**Dataset rows**
───
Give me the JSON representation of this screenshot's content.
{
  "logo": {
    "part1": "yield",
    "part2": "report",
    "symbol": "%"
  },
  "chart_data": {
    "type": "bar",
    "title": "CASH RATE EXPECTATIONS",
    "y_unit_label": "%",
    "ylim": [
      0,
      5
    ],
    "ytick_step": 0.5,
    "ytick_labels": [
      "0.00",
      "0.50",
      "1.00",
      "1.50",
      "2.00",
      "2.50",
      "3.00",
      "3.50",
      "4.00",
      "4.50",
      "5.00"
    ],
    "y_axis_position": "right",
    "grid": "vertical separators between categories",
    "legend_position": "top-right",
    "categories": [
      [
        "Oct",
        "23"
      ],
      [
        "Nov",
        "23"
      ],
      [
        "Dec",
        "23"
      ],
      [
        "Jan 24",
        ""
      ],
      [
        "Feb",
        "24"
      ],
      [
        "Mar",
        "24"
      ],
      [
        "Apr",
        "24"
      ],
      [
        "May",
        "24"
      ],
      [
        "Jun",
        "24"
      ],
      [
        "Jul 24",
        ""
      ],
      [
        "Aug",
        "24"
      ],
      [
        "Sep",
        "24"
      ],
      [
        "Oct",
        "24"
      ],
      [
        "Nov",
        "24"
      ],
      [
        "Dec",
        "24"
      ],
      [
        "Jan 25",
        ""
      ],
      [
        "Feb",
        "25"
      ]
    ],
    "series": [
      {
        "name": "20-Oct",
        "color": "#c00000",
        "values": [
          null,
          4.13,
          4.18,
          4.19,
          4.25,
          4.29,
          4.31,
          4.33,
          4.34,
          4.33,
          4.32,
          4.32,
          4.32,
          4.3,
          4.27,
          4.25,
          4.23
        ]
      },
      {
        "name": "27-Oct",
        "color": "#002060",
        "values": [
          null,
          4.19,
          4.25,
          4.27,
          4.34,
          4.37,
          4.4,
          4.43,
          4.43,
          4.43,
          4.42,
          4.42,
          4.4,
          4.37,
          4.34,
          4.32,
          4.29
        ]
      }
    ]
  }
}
───
**THE REQUEST**
In the entries above, count each line holding "categories" and report the total and nothing more.

**CORRECT ANSWER**
2